Instruction =
Please determine how many lines of the material include the word "JSON", and respond with nothing but that number.
#####
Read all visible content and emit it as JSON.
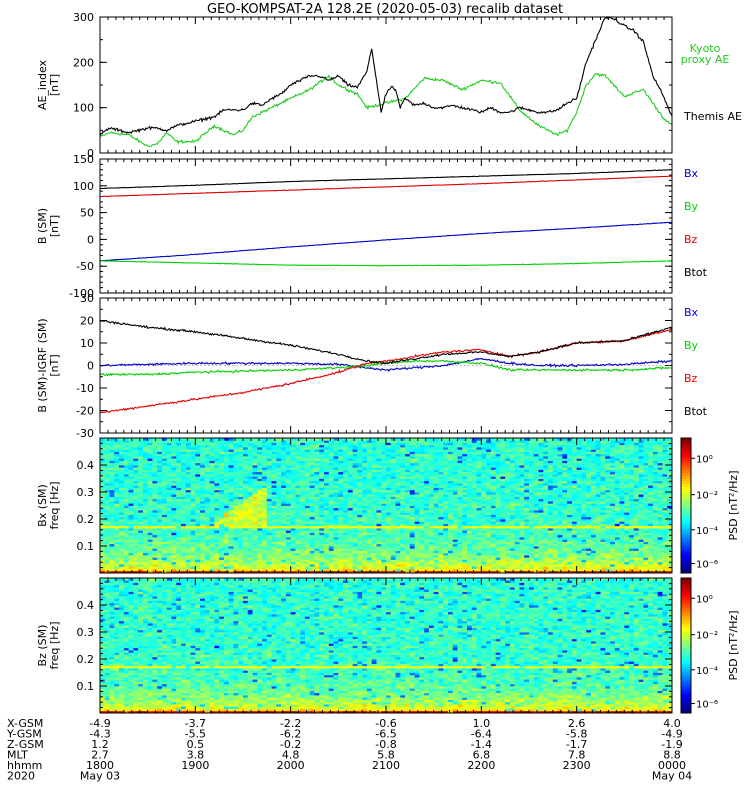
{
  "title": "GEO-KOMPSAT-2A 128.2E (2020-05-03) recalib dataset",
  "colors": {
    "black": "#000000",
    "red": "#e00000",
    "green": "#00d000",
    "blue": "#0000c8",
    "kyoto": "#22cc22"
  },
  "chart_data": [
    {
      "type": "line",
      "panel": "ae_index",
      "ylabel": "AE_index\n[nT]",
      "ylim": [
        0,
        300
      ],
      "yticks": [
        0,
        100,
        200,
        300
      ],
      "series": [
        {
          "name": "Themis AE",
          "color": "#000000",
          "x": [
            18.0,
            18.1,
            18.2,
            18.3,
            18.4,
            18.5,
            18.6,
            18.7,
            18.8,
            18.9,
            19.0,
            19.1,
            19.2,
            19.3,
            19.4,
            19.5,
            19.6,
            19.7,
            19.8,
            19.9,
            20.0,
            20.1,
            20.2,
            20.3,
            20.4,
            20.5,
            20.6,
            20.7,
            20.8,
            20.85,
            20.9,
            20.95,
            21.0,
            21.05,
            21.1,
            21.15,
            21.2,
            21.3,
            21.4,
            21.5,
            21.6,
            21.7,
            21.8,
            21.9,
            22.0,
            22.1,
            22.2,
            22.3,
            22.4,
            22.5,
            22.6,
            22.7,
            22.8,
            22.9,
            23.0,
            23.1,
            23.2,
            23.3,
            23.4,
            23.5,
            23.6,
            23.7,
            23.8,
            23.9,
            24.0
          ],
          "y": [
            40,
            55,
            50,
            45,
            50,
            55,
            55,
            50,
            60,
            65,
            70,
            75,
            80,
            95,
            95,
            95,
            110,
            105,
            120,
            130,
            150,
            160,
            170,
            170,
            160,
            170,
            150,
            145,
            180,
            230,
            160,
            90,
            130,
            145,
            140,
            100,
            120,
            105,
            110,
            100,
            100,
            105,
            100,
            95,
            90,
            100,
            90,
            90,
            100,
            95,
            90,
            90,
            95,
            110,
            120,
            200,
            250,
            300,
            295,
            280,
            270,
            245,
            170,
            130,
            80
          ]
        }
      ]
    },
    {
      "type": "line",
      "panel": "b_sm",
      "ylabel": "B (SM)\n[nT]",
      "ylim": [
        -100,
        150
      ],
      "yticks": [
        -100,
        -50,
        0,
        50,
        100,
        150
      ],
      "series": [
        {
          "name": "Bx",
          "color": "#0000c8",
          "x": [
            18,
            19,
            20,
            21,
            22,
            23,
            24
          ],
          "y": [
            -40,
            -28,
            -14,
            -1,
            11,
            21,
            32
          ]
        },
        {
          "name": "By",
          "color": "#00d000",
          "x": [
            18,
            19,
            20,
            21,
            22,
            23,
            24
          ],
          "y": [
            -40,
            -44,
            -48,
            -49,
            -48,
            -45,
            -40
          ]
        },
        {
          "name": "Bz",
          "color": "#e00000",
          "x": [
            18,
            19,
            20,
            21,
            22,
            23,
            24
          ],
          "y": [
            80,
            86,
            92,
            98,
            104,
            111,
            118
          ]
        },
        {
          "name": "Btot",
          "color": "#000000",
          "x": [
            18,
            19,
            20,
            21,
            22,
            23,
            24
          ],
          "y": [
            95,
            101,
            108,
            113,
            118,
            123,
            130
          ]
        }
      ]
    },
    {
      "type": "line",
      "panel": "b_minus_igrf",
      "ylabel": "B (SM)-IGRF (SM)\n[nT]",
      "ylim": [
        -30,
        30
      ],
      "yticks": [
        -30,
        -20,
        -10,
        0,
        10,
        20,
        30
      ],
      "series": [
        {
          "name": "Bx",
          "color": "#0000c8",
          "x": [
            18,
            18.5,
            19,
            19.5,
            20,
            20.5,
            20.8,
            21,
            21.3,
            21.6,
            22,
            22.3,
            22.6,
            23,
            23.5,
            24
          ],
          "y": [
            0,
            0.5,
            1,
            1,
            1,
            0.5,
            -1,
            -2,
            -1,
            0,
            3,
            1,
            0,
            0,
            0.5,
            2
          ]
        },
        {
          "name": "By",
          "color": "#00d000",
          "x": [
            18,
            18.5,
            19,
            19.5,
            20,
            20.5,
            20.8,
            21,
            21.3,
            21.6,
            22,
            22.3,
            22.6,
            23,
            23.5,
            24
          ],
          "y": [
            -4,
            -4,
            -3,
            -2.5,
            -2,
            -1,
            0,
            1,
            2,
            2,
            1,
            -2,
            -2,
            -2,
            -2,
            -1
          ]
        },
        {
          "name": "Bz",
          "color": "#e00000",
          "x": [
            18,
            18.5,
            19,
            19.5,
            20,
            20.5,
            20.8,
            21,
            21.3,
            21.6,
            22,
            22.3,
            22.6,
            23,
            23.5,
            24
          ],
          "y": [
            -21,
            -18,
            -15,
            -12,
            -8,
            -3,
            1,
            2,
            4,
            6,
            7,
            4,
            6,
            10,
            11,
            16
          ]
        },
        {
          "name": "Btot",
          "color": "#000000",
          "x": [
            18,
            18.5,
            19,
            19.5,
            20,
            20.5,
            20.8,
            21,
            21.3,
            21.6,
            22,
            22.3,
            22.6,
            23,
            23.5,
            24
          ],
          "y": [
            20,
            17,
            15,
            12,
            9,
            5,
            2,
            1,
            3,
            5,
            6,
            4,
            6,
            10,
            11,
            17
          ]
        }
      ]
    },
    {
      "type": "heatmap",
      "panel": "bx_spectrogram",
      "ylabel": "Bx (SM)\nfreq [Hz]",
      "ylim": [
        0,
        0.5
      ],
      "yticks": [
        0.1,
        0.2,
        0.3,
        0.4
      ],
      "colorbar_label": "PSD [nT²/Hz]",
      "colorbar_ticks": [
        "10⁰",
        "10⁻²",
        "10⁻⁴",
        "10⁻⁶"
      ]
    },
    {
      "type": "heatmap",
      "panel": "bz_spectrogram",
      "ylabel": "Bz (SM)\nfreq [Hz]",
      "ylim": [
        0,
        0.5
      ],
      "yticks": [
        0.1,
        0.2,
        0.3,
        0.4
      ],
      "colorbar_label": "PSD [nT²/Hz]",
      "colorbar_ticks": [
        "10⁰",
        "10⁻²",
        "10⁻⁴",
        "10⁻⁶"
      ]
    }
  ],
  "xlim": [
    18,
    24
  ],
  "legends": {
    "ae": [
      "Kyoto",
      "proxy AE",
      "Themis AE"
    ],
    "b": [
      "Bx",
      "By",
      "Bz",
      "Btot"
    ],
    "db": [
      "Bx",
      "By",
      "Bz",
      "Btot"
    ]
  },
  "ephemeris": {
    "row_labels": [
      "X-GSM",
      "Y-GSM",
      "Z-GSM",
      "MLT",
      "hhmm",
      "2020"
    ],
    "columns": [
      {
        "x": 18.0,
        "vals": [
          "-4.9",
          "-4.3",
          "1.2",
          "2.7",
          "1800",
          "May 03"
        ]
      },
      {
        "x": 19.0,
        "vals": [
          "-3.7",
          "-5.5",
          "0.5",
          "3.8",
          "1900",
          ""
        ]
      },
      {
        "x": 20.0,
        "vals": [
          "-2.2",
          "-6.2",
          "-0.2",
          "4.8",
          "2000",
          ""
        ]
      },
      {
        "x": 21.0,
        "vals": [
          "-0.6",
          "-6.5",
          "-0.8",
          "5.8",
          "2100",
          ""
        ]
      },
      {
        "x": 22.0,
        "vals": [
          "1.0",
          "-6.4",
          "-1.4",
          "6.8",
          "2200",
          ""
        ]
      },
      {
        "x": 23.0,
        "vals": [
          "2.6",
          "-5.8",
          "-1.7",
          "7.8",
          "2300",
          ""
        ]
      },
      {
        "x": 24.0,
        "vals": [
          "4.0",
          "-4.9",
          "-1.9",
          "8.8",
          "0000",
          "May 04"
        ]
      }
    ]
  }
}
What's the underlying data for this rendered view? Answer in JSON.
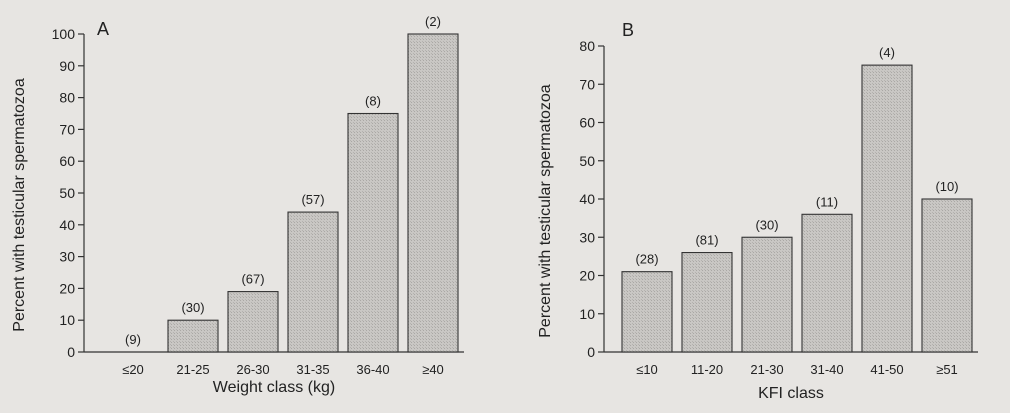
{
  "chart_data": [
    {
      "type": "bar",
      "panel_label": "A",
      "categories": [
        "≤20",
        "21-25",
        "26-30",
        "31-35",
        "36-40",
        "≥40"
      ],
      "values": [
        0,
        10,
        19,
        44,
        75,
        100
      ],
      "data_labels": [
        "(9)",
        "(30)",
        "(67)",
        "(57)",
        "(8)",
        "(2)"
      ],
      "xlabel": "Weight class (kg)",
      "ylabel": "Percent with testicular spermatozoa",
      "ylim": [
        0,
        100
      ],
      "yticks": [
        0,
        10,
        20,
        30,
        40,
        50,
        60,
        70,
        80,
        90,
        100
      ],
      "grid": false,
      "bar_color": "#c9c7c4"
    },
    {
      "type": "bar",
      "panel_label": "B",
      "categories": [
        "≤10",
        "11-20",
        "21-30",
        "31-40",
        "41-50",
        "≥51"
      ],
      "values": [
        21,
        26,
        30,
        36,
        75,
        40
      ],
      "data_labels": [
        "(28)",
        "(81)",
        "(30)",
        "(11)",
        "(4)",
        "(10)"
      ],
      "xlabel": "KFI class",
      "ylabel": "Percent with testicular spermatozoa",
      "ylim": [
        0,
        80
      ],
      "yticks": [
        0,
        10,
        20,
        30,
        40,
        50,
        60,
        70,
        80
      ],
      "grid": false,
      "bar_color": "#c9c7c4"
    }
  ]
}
#####
Correct output =
2